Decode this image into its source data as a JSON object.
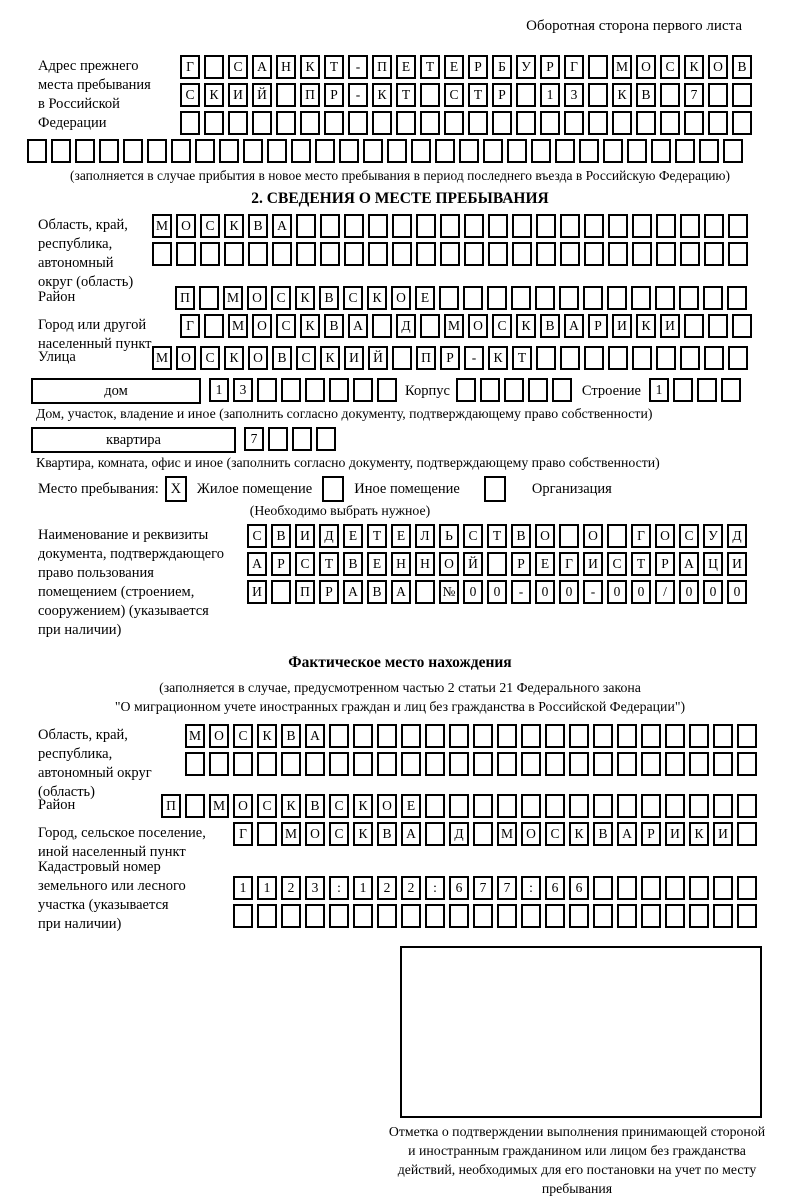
{
  "page": {
    "title_right": "Оборотная сторона первого листа"
  },
  "prev_address": {
    "label": "Адрес прежнего\nместа пребывания\nв Российской\nФедерации",
    "rows": [
      {
        "text": "Г САНКТ-ПЕТЕРБУРГ МОСКОВ",
        "len": 24
      },
      {
        "text": "СКИЙ ПР-КТ СТР 13 КВ 7",
        "len": 24
      },
      {
        "text": "",
        "len": 24
      },
      {
        "text": "",
        "len": 30
      }
    ],
    "note": "(заполняется в случае прибытия в новое место пребывания в период последнего въезда в Российскую Федерацию)"
  },
  "section2": {
    "title": "2. СВЕДЕНИЯ О МЕСТЕ ПРЕБЫВАНИЯ",
    "region": {
      "label": "Область, край,\nреспублика,\nавтономный\nокруг (область)",
      "rows": [
        {
          "text": "МОСКВА",
          "len": 25
        },
        {
          "text": "",
          "len": 25
        }
      ]
    },
    "district": {
      "label": "Район",
      "row": {
        "text": "П МОСКВСКОЕ",
        "len": 24
      }
    },
    "city": {
      "label": "Город или другой\nнаселенный пункт",
      "row": {
        "text": "Г МОСКВА Д МОСКВАРИКИ",
        "len": 24
      }
    },
    "street": {
      "label": "Улица",
      "row": {
        "text": "МОСКОВСКИЙ ПР-КТ",
        "len": 25
      }
    },
    "house": {
      "box_label": "дом",
      "cells": {
        "text": "13",
        "len": 8
      },
      "korpus_label": "Корпус",
      "korpus_cells": {
        "text": "",
        "len": 5
      },
      "stroenie_label": "Строение",
      "stroenie_cells": {
        "text": "1",
        "len": 4
      },
      "caption": "Дом, участок, владение и иное (заполнить согласно документу, подтверждающему право собственности)"
    },
    "apartment": {
      "box_label": "квартира",
      "cells": {
        "text": "7",
        "len": 4
      },
      "caption": "Квартира, комната, офис и иное (заполнить согласно документу, подтверждающему право собственности)"
    },
    "stay": {
      "label": "Место пребывания:",
      "options": [
        {
          "mark": "X",
          "label": "Жилое помещение"
        },
        {
          "mark": "",
          "label": "Иное помещение"
        },
        {
          "mark": "",
          "label": "Организация"
        }
      ],
      "note": "(Необходимо выбрать нужное)"
    },
    "document": {
      "label": "Наименование и реквизиты\nдокумента, подтверждающего\nправо пользования\nпомещением (строением,\nсооружением) (указывается\nпри наличии)",
      "rows": [
        {
          "text": "СВИДЕТЕЛЬСТВО О ГОСУД",
          "len": 21
        },
        {
          "text": "АРСТВЕННОЙ РЕГИСТРАЦИ",
          "len": 21
        },
        {
          "text": "И ПРАВА №00-00-00/000",
          "len": 21
        }
      ]
    }
  },
  "actual_location": {
    "title": "Фактическое место нахождения",
    "note_line1": "(заполняется в случае, предусмотренном частью 2 статьи 21 Федерального закона",
    "note_line2": "\"О миграционном учете иностранных граждан и лиц без гражданства в Российской Федерации\")",
    "region": {
      "label": "Область, край,\nреспублика,\nавтономный округ\n(область)",
      "rows": [
        {
          "text": "МОСКВА",
          "len": 24
        },
        {
          "text": "",
          "len": 24
        }
      ]
    },
    "district": {
      "label": "Район",
      "row": {
        "text": "П МОСКВСКОЕ",
        "len": 25
      }
    },
    "city": {
      "label": "Город, сельское поселение,\nиной населенный пункт",
      "row": {
        "text": "Г МОСКВА Д МОСКВАРИКИ",
        "len": 22
      }
    },
    "cadastral": {
      "label": "Кадастровый номер\nземельного или лесного\nучастка (указывается\nпри наличии)",
      "rows": [
        {
          "text": "1123:122:677:66",
          "len": 22
        },
        {
          "text": "",
          "len": 22
        }
      ]
    },
    "stamp_caption": "Отметка о подтверждении выполнения принимающей стороной и иностранным гражданином или лицом без гражданства действий, необходимых для его постановки на учет по месту пребывания"
  }
}
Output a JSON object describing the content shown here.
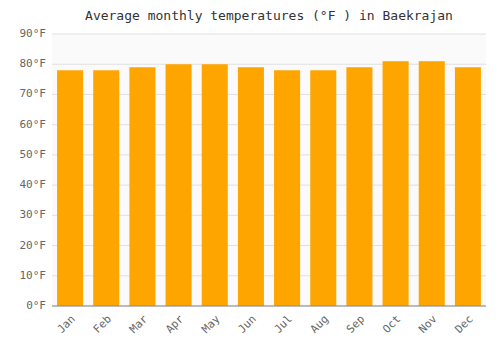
{
  "chart_data": {
    "type": "bar",
    "title": "Average monthly temperatures (°F ) in Baekrajan",
    "categories": [
      "Jan",
      "Feb",
      "Mar",
      "Apr",
      "May",
      "Jun",
      "Jul",
      "Aug",
      "Sep",
      "Oct",
      "Nov",
      "Dec"
    ],
    "values": [
      78,
      78,
      79,
      80,
      80,
      79,
      78,
      78,
      79,
      81,
      81,
      79
    ],
    "color": "#FFA500",
    "ylim": [
      0,
      90
    ],
    "yticks": [
      {
        "value": 0,
        "label": "0°F"
      },
      {
        "value": 10,
        "label": "10°F"
      },
      {
        "value": 20,
        "label": "20°F"
      },
      {
        "value": 30,
        "label": "30°F"
      },
      {
        "value": 40,
        "label": "40°F"
      },
      {
        "value": 50,
        "label": "50°F"
      },
      {
        "value": 60,
        "label": "60°F"
      },
      {
        "value": 70,
        "label": "70°F"
      },
      {
        "value": 80,
        "label": "80°F"
      },
      {
        "value": 90,
        "label": "90°F"
      }
    ],
    "grid": true
  }
}
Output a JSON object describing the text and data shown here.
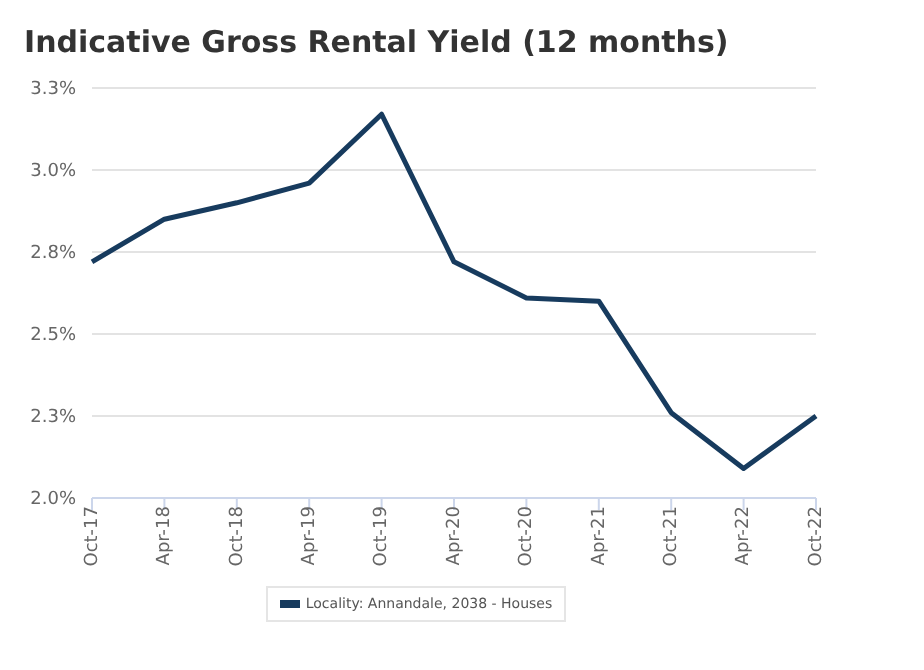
{
  "chart_data": {
    "type": "line",
    "title": "Indicative Gross Rental Yield (12 months)",
    "categories": [
      "Oct-17",
      "Apr-18",
      "Oct-18",
      "Apr-19",
      "Oct-19",
      "Apr-20",
      "Oct-20",
      "Apr-21",
      "Oct-21",
      "Apr-22",
      "Oct-22"
    ],
    "series": [
      {
        "name": "Locality: Annandale, 2038 - Houses",
        "color": "#173b5e",
        "values": [
          2.72,
          2.85,
          2.9,
          2.96,
          3.17,
          2.72,
          2.61,
          2.6,
          2.26,
          2.09,
          2.25
        ]
      }
    ],
    "ylim": [
      2.0,
      3.25
    ],
    "yticks": [
      {
        "value": 2.0,
        "label": "2.0%"
      },
      {
        "value": 2.25,
        "label": "2.3%"
      },
      {
        "value": 2.5,
        "label": "2.5%"
      },
      {
        "value": 2.75,
        "label": "2.8%"
      },
      {
        "value": 3.0,
        "label": "3.0%"
      },
      {
        "value": 3.25,
        "label": "3.3%"
      }
    ],
    "grid": "y",
    "legend": "bottom",
    "marker": "none",
    "line_style": "solid"
  }
}
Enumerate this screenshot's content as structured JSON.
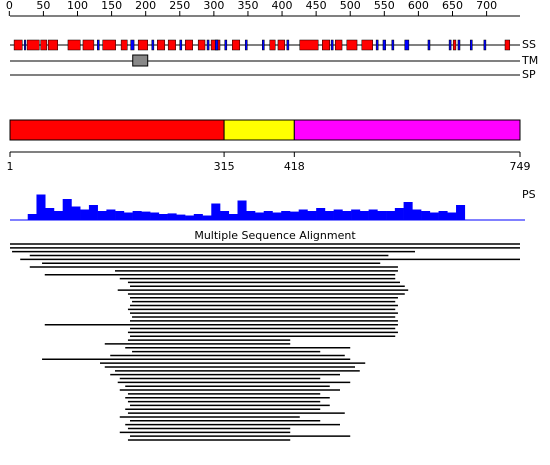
--------------------
### WHAT YOU SHOULD DO
Pull out the lines above in which the word "Output" appears.

### PROBLEM SOLUTION
Output a JSON object describing the content shown here.
Output a JSON object describing the text and data shown here.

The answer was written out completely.